[What you have to do] Each line below that contains "from" counts once; report the total and nothing more.
◆ ◆ ◆ ◆ ◆
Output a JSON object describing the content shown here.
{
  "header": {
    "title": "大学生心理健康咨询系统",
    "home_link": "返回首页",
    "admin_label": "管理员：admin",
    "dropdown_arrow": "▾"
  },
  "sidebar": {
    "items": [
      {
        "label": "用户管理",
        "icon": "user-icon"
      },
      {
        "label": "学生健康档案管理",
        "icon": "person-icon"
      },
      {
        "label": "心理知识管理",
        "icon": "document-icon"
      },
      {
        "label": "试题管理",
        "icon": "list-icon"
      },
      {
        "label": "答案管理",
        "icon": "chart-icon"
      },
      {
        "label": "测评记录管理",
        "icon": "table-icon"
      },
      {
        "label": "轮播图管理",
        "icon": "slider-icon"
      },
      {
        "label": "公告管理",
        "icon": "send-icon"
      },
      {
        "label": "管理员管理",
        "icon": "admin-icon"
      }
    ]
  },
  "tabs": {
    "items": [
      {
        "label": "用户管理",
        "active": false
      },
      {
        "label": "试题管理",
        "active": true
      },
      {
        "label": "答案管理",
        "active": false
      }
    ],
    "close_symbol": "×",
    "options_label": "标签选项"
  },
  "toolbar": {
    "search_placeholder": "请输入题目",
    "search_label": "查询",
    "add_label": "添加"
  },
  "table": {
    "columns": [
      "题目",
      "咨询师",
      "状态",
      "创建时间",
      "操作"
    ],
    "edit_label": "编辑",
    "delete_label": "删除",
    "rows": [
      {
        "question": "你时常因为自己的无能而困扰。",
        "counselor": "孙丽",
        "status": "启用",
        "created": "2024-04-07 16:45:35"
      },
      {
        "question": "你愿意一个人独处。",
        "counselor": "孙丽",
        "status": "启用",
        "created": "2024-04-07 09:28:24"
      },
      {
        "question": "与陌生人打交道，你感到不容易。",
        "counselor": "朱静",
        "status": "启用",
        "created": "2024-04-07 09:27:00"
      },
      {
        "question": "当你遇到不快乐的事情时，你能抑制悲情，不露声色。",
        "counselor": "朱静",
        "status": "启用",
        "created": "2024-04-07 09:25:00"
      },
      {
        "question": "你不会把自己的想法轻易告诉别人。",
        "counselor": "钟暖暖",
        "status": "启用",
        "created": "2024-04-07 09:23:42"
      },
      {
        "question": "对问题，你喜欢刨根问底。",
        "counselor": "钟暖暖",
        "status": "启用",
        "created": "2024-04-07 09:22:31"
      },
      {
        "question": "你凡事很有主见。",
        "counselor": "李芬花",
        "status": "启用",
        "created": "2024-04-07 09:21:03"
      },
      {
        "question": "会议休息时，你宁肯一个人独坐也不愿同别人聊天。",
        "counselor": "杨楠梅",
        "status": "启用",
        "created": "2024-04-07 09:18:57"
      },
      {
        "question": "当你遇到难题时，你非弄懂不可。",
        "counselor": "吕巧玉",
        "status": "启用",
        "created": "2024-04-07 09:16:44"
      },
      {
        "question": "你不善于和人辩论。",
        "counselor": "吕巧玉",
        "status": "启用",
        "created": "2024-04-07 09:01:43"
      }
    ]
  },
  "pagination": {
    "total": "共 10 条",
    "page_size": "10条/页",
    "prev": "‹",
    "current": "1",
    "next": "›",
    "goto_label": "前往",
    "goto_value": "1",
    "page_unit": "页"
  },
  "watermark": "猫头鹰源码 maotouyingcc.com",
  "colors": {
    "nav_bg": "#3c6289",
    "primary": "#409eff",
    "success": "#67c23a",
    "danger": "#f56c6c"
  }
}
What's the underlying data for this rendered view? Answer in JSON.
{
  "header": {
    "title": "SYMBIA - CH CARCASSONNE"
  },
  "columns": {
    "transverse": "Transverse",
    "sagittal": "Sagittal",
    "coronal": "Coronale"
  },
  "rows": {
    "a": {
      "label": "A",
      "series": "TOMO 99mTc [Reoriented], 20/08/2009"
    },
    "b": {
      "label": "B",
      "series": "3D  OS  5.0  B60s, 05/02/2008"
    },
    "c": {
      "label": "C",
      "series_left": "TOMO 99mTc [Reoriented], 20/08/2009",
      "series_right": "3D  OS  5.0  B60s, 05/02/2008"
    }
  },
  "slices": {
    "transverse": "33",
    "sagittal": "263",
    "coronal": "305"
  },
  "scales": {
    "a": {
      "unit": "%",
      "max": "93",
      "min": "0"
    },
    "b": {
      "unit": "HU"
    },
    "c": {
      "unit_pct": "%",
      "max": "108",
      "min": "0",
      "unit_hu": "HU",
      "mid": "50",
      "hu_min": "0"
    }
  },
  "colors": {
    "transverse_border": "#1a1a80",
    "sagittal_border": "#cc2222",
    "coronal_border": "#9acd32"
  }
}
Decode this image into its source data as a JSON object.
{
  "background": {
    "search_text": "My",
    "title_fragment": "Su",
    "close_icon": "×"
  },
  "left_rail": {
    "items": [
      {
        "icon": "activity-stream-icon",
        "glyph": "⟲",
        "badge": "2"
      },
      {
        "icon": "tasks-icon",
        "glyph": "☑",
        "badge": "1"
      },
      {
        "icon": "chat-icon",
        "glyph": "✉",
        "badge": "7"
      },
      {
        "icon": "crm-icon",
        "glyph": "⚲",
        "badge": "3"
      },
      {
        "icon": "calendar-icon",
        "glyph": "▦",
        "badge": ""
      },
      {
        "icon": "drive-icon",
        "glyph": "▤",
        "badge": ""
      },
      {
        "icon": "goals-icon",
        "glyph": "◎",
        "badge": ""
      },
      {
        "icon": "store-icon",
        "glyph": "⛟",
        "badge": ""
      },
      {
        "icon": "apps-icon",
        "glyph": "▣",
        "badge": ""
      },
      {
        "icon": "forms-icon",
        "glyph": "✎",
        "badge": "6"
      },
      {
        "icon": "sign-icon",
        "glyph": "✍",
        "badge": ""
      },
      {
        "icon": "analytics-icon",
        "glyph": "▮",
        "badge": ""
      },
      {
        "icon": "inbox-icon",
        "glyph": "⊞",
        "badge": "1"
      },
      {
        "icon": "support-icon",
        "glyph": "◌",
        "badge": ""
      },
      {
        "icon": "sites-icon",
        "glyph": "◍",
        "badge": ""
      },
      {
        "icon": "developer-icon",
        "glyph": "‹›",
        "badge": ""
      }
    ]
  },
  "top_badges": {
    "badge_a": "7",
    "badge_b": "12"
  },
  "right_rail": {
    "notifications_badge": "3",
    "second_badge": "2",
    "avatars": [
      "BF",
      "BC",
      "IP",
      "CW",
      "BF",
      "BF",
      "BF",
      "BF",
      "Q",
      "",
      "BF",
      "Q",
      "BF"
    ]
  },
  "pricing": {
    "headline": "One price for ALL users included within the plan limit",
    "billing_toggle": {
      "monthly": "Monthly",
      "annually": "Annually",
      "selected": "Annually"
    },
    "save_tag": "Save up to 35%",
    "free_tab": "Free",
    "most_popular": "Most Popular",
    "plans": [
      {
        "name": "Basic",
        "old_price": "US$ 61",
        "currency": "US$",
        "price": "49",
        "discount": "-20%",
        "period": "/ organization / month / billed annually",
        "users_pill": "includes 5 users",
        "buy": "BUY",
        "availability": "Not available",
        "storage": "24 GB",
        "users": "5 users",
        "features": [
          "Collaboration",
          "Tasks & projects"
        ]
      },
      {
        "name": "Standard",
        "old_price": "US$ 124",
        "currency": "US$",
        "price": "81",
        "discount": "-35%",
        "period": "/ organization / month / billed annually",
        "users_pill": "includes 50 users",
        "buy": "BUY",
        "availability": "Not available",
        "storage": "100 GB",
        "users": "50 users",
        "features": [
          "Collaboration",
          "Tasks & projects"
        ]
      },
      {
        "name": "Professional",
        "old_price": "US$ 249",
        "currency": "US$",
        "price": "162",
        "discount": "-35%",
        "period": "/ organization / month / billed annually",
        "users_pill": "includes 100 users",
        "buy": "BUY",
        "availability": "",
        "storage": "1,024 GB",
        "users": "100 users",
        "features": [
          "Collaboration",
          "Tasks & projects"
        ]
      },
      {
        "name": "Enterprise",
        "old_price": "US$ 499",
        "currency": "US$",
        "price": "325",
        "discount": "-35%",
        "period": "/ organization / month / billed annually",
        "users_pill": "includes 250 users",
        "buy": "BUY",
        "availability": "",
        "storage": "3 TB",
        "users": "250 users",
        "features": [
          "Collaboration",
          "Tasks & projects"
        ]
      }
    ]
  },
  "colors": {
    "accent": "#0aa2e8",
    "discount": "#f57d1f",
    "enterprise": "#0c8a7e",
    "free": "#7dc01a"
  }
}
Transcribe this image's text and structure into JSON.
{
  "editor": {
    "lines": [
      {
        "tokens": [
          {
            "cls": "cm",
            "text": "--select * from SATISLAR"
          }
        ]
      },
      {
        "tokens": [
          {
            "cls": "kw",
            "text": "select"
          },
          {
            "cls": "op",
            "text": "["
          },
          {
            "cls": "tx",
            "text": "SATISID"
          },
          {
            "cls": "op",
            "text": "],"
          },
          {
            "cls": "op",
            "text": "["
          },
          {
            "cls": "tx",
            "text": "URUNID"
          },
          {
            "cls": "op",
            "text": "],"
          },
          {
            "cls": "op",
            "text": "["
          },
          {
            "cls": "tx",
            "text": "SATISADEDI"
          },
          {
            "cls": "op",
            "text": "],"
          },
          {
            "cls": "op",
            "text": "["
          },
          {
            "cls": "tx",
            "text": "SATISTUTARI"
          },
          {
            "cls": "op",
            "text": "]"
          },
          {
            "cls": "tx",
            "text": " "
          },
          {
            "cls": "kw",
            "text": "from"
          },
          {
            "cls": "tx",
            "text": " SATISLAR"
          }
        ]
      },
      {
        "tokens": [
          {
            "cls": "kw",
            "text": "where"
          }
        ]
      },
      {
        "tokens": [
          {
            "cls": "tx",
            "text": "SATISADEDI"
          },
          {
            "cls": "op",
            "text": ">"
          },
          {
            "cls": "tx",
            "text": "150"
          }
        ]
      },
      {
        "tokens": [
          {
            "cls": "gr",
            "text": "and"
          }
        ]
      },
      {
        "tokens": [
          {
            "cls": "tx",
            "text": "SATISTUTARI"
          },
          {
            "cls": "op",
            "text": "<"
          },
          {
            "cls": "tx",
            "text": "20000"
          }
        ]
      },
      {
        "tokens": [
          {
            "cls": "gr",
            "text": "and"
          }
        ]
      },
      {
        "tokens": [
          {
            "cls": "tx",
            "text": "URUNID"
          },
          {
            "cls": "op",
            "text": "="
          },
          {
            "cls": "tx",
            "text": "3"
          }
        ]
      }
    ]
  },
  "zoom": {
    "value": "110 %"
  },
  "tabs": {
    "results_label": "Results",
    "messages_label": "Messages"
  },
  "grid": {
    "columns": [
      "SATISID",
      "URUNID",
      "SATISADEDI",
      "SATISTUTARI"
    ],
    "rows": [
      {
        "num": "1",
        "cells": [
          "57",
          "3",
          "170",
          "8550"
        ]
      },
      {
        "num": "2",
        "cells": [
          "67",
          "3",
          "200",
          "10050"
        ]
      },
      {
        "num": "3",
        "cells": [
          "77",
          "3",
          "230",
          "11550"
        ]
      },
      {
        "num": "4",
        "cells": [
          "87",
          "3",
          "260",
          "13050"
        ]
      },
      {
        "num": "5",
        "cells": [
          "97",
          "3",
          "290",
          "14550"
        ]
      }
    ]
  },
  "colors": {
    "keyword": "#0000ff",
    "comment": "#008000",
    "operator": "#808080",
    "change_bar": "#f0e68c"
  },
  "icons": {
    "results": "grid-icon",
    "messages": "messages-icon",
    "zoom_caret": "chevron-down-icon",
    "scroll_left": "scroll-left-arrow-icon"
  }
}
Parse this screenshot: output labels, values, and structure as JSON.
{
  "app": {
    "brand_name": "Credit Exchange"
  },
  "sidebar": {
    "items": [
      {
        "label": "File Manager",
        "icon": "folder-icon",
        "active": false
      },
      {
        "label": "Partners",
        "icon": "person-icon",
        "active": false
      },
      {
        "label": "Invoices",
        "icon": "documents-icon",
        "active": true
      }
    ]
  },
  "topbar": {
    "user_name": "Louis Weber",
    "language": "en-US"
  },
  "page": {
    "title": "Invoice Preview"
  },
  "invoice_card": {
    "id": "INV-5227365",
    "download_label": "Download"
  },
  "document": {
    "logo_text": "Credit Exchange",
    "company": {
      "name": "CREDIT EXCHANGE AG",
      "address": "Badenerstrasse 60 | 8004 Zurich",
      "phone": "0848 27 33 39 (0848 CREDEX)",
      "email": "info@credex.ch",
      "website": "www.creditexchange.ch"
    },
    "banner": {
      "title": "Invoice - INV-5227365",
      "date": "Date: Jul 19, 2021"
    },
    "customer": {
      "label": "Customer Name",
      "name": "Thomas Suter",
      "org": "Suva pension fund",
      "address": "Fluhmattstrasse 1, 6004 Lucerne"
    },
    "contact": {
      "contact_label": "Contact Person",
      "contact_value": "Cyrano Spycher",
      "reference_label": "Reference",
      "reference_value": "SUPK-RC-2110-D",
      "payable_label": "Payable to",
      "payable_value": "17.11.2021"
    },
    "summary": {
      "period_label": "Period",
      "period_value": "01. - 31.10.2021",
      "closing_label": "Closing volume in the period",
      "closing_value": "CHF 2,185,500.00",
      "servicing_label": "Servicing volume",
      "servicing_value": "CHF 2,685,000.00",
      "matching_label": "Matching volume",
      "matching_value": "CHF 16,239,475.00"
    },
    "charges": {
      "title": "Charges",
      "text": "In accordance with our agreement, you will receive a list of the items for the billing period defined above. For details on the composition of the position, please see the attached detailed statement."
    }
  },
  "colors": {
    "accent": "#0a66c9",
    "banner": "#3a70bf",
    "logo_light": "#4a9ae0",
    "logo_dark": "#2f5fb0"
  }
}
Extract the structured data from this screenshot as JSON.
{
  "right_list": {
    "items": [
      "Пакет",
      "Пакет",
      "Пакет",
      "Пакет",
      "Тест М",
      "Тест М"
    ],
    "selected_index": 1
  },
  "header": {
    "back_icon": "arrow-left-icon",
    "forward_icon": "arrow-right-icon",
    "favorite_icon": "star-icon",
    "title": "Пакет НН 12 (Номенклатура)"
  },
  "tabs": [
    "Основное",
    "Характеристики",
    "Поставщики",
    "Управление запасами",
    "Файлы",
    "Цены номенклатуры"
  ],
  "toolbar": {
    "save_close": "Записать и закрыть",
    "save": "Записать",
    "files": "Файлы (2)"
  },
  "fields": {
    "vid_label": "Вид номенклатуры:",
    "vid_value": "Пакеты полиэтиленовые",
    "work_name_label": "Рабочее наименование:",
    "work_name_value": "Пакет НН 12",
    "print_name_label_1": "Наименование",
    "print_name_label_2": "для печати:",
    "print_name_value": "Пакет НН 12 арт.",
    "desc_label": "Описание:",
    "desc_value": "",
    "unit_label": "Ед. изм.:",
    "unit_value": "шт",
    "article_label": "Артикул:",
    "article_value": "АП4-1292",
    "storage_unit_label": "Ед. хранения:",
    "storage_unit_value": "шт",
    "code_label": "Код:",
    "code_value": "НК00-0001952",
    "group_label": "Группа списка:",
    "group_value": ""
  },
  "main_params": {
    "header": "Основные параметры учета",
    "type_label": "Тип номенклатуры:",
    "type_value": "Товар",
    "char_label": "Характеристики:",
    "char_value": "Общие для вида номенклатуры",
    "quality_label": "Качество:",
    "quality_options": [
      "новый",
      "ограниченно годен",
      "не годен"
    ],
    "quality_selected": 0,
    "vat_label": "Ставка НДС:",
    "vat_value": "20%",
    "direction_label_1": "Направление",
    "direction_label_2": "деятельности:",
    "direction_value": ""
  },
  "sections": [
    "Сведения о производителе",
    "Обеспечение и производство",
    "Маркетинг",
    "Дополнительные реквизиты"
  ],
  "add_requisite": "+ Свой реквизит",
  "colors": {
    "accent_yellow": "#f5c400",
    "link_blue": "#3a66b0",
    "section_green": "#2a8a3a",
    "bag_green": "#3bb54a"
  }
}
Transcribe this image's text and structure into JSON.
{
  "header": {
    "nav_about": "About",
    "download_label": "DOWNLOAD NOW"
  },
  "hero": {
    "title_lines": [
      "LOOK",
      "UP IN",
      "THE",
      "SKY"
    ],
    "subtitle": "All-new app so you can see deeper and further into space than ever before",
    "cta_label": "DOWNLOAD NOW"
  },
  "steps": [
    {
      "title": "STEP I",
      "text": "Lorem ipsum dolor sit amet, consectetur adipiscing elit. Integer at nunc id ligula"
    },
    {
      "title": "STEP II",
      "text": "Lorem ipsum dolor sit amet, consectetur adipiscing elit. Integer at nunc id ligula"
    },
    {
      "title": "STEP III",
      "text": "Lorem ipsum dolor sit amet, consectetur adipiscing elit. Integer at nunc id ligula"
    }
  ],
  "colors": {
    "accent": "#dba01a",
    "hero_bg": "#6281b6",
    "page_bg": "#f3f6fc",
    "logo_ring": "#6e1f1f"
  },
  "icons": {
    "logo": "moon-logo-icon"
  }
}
◆ ◆ ◆ ◆ ◆
[Response for this exercise] 3